WHAT YOU NEED TO DO – Below are records to transcribe exactly, without their pictures.

Part of a data file:
▬▬▬▬▬▬
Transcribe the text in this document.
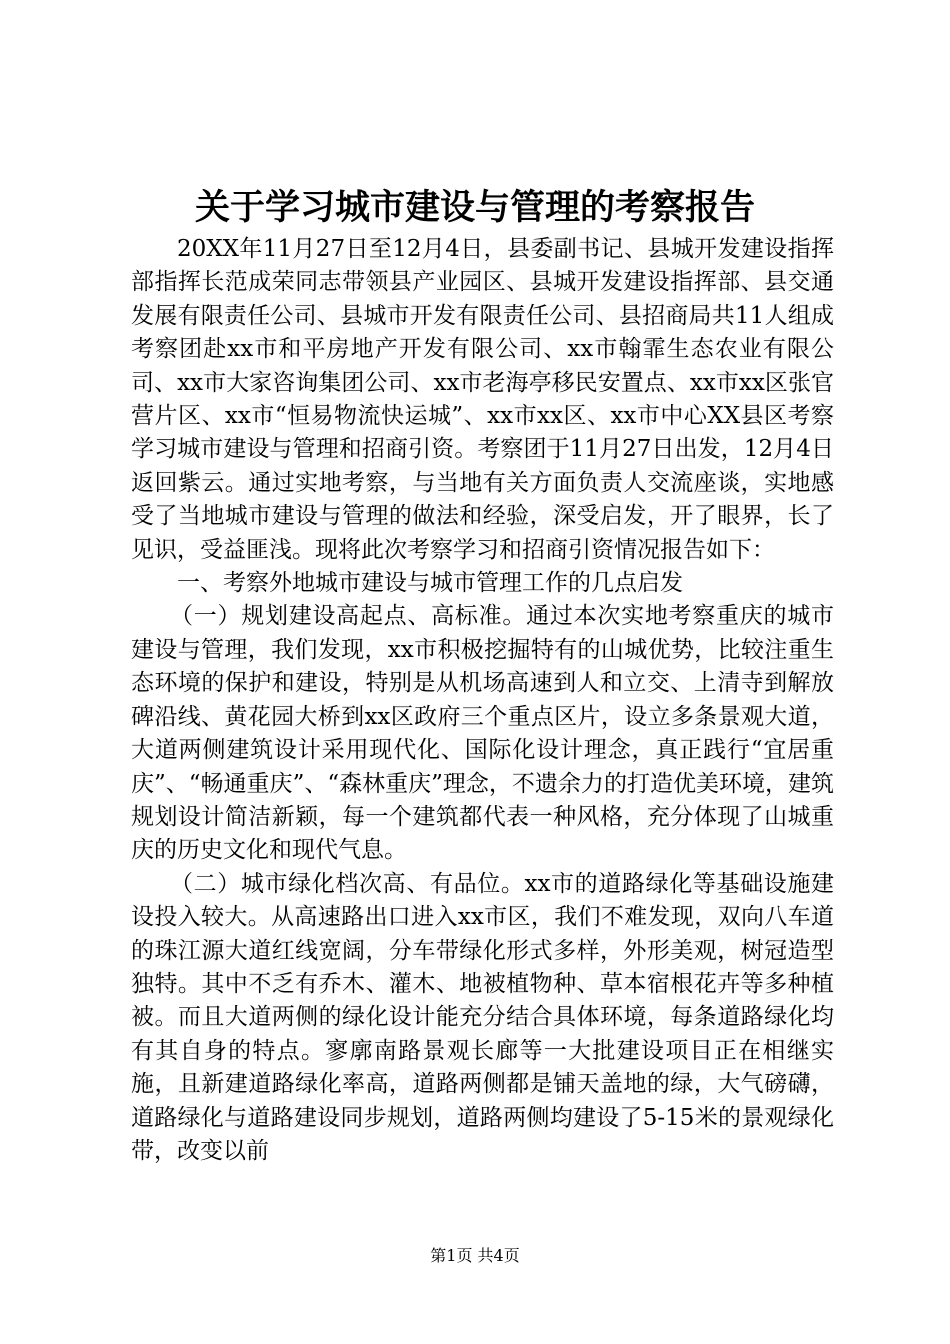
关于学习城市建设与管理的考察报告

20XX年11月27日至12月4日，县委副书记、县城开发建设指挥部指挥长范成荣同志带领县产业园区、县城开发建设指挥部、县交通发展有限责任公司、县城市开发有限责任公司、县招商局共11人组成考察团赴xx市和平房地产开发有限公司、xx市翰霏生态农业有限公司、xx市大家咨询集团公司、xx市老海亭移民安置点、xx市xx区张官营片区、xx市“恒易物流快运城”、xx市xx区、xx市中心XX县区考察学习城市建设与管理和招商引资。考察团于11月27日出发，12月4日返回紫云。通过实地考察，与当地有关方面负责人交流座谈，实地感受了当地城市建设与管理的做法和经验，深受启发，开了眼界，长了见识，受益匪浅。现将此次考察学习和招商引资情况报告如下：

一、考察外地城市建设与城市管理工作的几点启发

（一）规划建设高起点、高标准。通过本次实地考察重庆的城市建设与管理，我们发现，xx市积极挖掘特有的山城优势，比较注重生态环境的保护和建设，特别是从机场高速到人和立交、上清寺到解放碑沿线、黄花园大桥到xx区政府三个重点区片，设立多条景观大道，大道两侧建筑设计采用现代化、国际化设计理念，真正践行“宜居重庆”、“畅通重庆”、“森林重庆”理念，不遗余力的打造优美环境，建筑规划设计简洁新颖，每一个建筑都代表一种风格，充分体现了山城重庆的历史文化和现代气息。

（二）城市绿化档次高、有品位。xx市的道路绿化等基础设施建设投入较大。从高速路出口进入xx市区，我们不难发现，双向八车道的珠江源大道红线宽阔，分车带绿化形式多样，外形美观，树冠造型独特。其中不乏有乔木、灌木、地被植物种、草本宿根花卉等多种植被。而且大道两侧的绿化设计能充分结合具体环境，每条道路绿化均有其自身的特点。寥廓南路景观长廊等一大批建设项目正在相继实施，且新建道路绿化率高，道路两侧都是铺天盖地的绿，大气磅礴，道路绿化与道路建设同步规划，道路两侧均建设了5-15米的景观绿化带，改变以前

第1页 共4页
▬▬▬▬▬▬
EXPECTED ANSWER –
Transcribe the text in this document.
关于学习城市建设与管理的考察报告

20XX年11月27日至12月4日，县委副书记、县城开发建设指挥部指挥长范成荣同志带领县产业园区、县城开发建设指挥部、县交通发展有限责任公司、县城市开发有限责任公司、县招商局共11人组成考察团赴xx市和平房地产开发有限公司、xx市翰霏生态农业有限公司、xx市大家咨询集团公司、xx市老海亭移民安置点、xx市xx区张官营片区、xx市“恒易物流快运城”、xx市xx区、xx市中心XX县区考察学习城市建设与管理和招商引资。考察团于11月27日出发，12月4日返回紫云。通过实地考察，与当地有关方面负责人交流座谈，实地感受了当地城市建设与管理的做法和经验，深受启发，开了眼界，长了见识，受益匪浅。现将此次考察学习和招商引资情况报告如下：

一、考察外地城市建设与城市管理工作的几点启发

（一）规划建设高起点、高标准。通过本次实地考察重庆的城市建设与管理，我们发现，xx市积极挖掘特有的山城优势，比较注重生态环境的保护和建设，特别是从机场高速到人和立交、上清寺到解放碑沿线、黄花园大桥到xx区政府三个重点区片，设立多条景观大道，大道两侧建筑设计采用现代化、国际化设计理念，真正践行“宜居重庆”、“畅通重庆”、“森林重庆”理念，不遗余力的打造优美环境，建筑规划设计简洁新颖，每一个建筑都代表一种风格，充分体现了山城重庆的历史文化和现代气息。

（二）城市绿化档次高、有品位。xx市的道路绿化等基础设施建设投入较大。从高速路出口进入xx市区，我们不难发现，双向八车道的珠江源大道红线宽阔，分车带绿化形式多样，外形美观，树冠造型独特。其中不乏有乔木、灌木、地被植物种、草本宿根花卉等多种植被。而且大道两侧的绿化设计能充分结合具体环境，每条道路绿化均有其自身的特点。寥廓南路景观长廊等一大批建设项目正在相继实施，且新建道路绿化率高，道路两侧都是铺天盖地的绿，大气磅礴，道路绿化与道路建设同步规划，道路两侧均建设了5-15米的景观绿化带，改变以前

第1页 共4页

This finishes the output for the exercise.